▸ TEXTO CITADO:
╭──

MPF pede que Tesouro Nacional devolva R$ 3,2 bilhões retirados de fundo de direitos coletivos

Governo federal agiu ilegalmente ao remanejar recursos para pagamento da dívida pública

O Ministério Público Federal (MPF) quer que o secretário do Tesouro Nacional, Paulo Valle, restitua ao Fundo de Defesa de Direitos Difusos (FDD) quase R$ 3,2 bilhões remanejados para o pagamento da dívida pública. O fundo destina-se à reparação de prejuízos coletivos, como a degradação do meio ambiente e danos a consumidores, mas há anos vem sendo alvo de contingenciamentos para mascarar o saldo das contas públicas. A situação piorou nos últimos meses, após o governo federal redirecionar o equivalente a 82% dos recursos disponíveis com base em uma interpretação equivocada da Emenda Constitucional nº 109/2021.

O texto, aprovado em março, permite que o saldo de fundos públicos do Poder Executivo seja utilizado para a amortização da dívida. O FDD, porém, é um fundo especial de natureza vinculada. Isso significa que ele não pertence à estrutura do governo federal, e todo o dinheiro nele depositado deve se reservar ao objetivo estabelecido pela lei que o rege (Lei nº 9.008/95). As quantias são oriundas do pagamento de multas judiciais e administrativas aplicadas a infratores que violam os chamados direitos coletivos e destinam-se obrigatoriamente ao financiamento de ações que revertam os danos causados à sociedade.

Ainda que as permissões da EC 109/2021 abrangessem o FDD, a destinação dos recursos para outros fins só seria possível a partir da consolidação das contas referentes ao exercício fiscal deste ano, como também determina a emenda. No entanto, o Ministério da Economia ignorou todas as barreiras previstas no texto e determinou o remanejamento de R$ 3,198 bilhões do fundo, saldo que não corresponde ao balanço de 2021, mas aos vários anos de contingenciamento. O acúmulo é resultado de sucessivas aprovações orçamentárias que reservaram parcelas ínfimas das quantias do FDD aos projetos que deveria financiar. O restante permaneceu vinculado ao fundo apenas como crédito contábil, sem disponibilização para uso efetivo em ações de reparação coletiva.

╰──

▸ ITENS APRESENTADOS:

╭──

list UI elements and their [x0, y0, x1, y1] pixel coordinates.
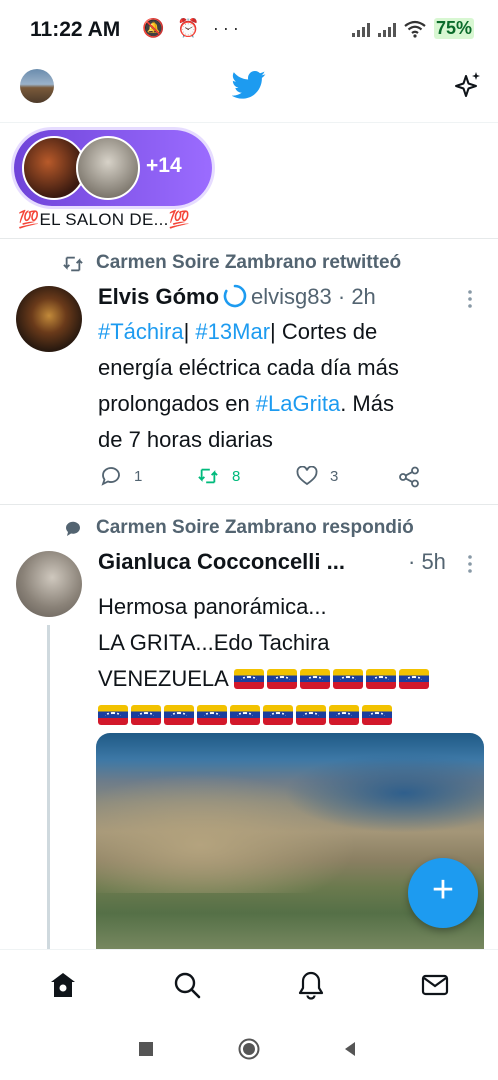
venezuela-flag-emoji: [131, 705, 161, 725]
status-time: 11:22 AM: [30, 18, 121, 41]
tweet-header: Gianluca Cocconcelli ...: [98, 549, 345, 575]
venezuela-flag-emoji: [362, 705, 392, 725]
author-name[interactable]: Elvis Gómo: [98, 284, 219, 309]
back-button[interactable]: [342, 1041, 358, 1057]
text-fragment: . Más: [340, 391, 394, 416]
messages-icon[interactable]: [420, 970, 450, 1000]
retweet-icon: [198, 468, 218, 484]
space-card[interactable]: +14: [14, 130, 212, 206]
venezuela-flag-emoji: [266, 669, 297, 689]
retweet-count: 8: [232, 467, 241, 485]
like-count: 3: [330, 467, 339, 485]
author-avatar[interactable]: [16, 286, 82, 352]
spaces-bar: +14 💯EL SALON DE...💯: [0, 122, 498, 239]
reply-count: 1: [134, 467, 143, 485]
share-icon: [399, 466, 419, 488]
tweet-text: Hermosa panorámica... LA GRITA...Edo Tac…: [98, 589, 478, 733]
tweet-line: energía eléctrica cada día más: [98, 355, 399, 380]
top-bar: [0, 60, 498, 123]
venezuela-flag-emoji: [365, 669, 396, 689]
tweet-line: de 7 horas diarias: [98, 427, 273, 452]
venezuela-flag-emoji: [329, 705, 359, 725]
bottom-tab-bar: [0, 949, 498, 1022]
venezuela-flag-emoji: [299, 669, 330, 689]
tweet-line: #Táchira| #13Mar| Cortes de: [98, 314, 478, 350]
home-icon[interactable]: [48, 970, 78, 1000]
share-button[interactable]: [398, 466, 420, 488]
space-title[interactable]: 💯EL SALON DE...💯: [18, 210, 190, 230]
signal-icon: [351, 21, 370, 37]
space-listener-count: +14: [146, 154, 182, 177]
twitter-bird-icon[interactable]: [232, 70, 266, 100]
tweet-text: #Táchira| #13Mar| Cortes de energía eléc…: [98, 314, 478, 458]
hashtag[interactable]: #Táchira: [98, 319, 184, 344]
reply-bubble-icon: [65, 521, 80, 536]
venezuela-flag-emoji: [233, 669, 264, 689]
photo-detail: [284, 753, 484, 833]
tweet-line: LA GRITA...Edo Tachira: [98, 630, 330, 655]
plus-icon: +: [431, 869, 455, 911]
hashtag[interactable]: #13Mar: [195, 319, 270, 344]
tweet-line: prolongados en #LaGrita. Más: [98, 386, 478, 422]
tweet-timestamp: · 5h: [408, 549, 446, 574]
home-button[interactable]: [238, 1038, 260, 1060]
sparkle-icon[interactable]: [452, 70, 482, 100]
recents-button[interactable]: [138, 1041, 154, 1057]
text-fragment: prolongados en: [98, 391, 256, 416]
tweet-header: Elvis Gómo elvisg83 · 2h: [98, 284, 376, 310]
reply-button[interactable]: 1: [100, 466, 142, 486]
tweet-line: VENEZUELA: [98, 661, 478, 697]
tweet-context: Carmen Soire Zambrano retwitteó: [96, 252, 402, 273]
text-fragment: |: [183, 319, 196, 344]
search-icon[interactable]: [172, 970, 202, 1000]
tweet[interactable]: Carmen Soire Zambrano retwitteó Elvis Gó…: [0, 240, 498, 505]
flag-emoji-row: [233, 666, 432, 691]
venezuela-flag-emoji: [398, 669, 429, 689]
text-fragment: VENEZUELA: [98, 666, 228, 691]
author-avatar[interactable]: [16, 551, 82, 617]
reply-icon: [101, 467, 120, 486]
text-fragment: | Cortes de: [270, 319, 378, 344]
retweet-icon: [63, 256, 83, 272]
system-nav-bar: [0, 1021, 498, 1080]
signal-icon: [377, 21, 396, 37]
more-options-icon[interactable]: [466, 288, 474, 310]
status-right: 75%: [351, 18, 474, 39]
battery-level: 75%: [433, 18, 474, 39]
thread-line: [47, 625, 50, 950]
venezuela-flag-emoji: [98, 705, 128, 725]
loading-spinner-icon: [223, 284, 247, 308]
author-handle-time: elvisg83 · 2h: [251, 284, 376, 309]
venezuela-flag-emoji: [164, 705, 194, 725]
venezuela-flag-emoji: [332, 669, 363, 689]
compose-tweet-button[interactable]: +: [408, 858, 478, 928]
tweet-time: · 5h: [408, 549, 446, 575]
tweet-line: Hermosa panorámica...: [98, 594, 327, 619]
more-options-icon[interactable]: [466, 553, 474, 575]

╰──

▸ PROBLEMAS E TAREFAS:
a - Extraia da notícia sobre o Fundo de Defesa de Direitos Difusos o trecho entre "Governo federal agiu" e "Constitucional nº 109/2021.", inclusive.
b - Escreva a continuação da notícia sobre os recursos retirados do Fundo de Defesa de Direitos Difusos, começando logo após a última frase apresentada.

▸ RESPOSTAS DOS EXERCÍCIOS:
a -
Governo federal agiu ilegalmente ao remanejar recursos para pagamento da dívida pública

O Ministério Público Federal (MPF) quer que o secretário do Tesouro Nacional, Paulo Valle, restitua ao Fundo de Defesa de Direitos Difusos (FDD) quase R$ 3,2 bilhões remanejados para o pagamento da dívida pública. O fundo destina-se à reparação de prejuízos coletivos, como a degradação do meio ambiente e danos a consumidores, mas há anos vem sendo alvo de contingenciamentos para mascarar o saldo das contas públicas. A situação piorou nos últimos meses, após o governo federal redirecionar o equivalente a 82% dos recursos disponíveis com base em uma interpretação equivocada da Emenda Constitucional nº 109/2021.

b -
A recomendação do MPF ao secretário do Tesouro é destinada também ao presidente do Conselho Federal Gestor do FDD, Paulo de Tarso Cancela Campolina de Oliveira. Ambos têm 45 dias para informar o acatamento dos pedidos e as medidas tomadas para a restituição do fundo. Caso as providências não sejam implementadas, Valle e Oliveira ficam sujeitos a medidas judiciais, como o ajuizamento de ações.

“Os valores do Fundo de Defesa dos Direitos Difusos não são passíveis de alocação à amortização da dívida pública”, destacou o procurador regional dos Direitos do Cidadão adjunto em São Paulo, José Rubens Plates, autor da recomendação. “A interpretação apressada, açodada e irresponsável do Poder Executivo levou ao remanejamento indevido de verbas bilionárias que seriam aplicadas na recuperação de bens lesados em setores essenciais da sociedade brasileira, na reparação de danos de diversas naturezas.”

Em 2018, o MPF ajuizou uma ação civil pública para acabar com os constantes contingenciamentos do FDD. Na época, a Justiça Federal em Campinas (SP) acolheu os pedidos e concedeu uma liminar determinando que o dinheiro fosse integralmente destinado às finalidades do fundo, com ordem para que o orçamento federal do ano seguinte já considerasse essa previsão. Porém, a decisão provisória foi suspensa pelo Tribunal Regional Federal da 3ª Região após a União recorrer. O processo segue em tramitação, ainda sem o proferimento de sentença.

Leia a íntegra da recomendação do MPF

Assessoria de Comunicação
Ministério Público Federal em São Paulo

Ilustração: Agustín Sciammarella.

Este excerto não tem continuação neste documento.